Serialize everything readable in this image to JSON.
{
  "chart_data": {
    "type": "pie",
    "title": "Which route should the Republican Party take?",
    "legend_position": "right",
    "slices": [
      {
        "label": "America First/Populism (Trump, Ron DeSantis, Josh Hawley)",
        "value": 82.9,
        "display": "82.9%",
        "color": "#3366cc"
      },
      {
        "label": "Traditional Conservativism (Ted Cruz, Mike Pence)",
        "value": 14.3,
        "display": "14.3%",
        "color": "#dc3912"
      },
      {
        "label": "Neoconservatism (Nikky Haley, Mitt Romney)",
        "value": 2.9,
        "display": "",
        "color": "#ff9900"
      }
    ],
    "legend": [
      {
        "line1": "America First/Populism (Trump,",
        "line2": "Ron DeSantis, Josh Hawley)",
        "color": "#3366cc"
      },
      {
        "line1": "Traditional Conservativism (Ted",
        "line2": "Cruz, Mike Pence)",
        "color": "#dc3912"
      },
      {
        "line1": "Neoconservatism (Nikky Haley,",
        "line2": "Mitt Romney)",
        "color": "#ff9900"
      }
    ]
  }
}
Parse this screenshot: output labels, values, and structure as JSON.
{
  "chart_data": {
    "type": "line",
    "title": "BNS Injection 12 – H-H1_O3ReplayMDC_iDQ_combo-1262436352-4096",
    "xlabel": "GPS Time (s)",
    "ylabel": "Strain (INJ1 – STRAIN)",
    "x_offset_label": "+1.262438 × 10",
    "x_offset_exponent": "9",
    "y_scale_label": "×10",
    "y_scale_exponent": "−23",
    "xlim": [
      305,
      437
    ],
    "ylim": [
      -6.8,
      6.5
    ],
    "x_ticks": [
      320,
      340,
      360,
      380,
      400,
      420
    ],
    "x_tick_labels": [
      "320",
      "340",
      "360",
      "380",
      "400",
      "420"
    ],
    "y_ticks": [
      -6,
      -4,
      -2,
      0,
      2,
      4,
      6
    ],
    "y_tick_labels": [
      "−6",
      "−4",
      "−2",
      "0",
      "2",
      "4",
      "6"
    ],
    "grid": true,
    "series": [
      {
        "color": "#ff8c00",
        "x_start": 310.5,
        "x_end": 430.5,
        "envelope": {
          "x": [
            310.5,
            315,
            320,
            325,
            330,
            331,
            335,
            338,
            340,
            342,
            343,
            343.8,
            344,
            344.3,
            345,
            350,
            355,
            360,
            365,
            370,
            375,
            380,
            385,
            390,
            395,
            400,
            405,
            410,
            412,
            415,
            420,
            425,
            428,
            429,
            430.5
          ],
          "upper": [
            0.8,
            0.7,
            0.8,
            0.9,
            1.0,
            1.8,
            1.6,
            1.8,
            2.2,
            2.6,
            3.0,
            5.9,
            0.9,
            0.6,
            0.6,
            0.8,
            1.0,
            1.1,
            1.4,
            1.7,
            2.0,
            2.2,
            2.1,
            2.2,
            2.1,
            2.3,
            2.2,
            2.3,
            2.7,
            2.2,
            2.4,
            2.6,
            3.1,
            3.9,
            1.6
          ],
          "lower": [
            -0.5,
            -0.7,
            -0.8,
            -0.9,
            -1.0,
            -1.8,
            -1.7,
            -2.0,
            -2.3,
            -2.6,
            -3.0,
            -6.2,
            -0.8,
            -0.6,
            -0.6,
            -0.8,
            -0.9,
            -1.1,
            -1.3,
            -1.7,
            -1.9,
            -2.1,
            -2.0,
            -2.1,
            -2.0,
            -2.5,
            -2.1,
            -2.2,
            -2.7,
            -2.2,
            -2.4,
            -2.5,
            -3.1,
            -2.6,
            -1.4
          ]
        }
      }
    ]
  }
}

*TASK INSTRUCTIONS:*
All of the data above should be transcribed exactly.

*THE SOLUTION:*
Serialize everything readable in this image to JSON.
{
  "chart_data": {
    "type": "pie",
    "title": "Which route should the Republican Party take?",
    "legend_position": "right",
    "slices": [
      {
        "label": "America First/Populism (Trump, Ron DeSantis, Josh Hawley)",
        "value": 82.9,
        "display": "82.9%",
        "color": "#3366cc"
      },
      {
        "label": "Traditional Conservativism (Ted Cruz, Mike Pence)",
        "value": 14.3,
        "display": "14.3%",
        "color": "#dc3912"
      },
      {
        "label": "Neoconservatism (Nikky Haley, Mitt Romney)",
        "value": 2.9,
        "display": "",
        "color": "#ff9900"
      }
    ],
    "legend": [
      {
        "line1": "America First/Populism (Trump,",
        "line2": "Ron DeSantis, Josh Hawley)",
        "color": "#3366cc"
      },
      {
        "line1": "Traditional Conservativism (Ted",
        "line2": "Cruz, Mike Pence)",
        "color": "#dc3912"
      },
      {
        "line1": "Neoconservatism (Nikky Haley,",
        "line2": "Mitt Romney)",
        "color": "#ff9900"
      }
    ]
  }
}
Parse this screenshot: output labels, values, and structure as JSON.
{
  "chart_data": {
    "type": "line",
    "title": "BNS Injection 12 – H-H1_O3ReplayMDC_iDQ_combo-1262436352-4096",
    "xlabel": "GPS Time (s)",
    "ylabel": "Strain (INJ1 – STRAIN)",
    "x_offset_label": "+1.262438 × 10",
    "x_offset_exponent": "9",
    "y_scale_label": "×10",
    "y_scale_exponent": "−23",
    "xlim": [
      305,
      437
    ],
    "ylim": [
      -6.8,
      6.5
    ],
    "x_ticks": [
      320,
      340,
      360,
      380,
      400,
      420
    ],
    "x_tick_labels": [
      "320",
      "340",
      "360",
      "380",
      "400",
      "420"
    ],
    "y_ticks": [
      -6,
      -4,
      -2,
      0,
      2,
      4,
      6
    ],
    "y_tick_labels": [
      "−6",
      "−4",
      "−2",
      "0",
      "2",
      "4",
      "6"
    ],
    "grid": true,
    "series": [
      {
        "color": "#ff8c00",
        "x_start": 310.5,
        "x_end": 430.5,
        "envelope": {
          "x": [
            310.5,
            315,
            320,
            325,
            330,
            331,
            335,
            338,
            340,
            342,
            343,
            343.8,
            344,
            344.3,
            345,
            350,
            355,
            360,
            365,
            370,
            375,
            380,
            385,
            390,
            395,
            400,
            405,
            410,
            412,
            415,
            420,
            425,
            428,
            429,
            430.5
          ],
          "upper": [
            0.8,
            0.7,
            0.8,
            0.9,
            1.0,
            1.8,
            1.6,
            1.8,
            2.2,
            2.6,
            3.0,
            5.9,
            0.9,
            0.6,
            0.6,
            0.8,
            1.0,
            1.1,
            1.4,
            1.7,
            2.0,
            2.2,
            2.1,
            2.2,
            2.1,
            2.3,
            2.2,
            2.3,
            2.7,
            2.2,
            2.4,
            2.6,
            3.1,
            3.9,
            1.6
          ],
          "lower": [
            -0.5,
            -0.7,
            -0.8,
            -0.9,
            -1.0,
            -1.8,
            -1.7,
            -2.0,
            -2.3,
            -2.6,
            -3.0,
            -6.2,
            -0.8,
            -0.6,
            -0.6,
            -0.8,
            -0.9,
            -1.1,
            -1.3,
            -1.7,
            -1.9,
            -2.1,
            -2.0,
            -2.1,
            -2.0,
            -2.5,
            -2.1,
            -2.2,
            -2.7,
            -2.2,
            -2.4,
            -2.5,
            -3.1,
            -2.6,
            -1.4
          ]
        }
      }
    ]
  }
}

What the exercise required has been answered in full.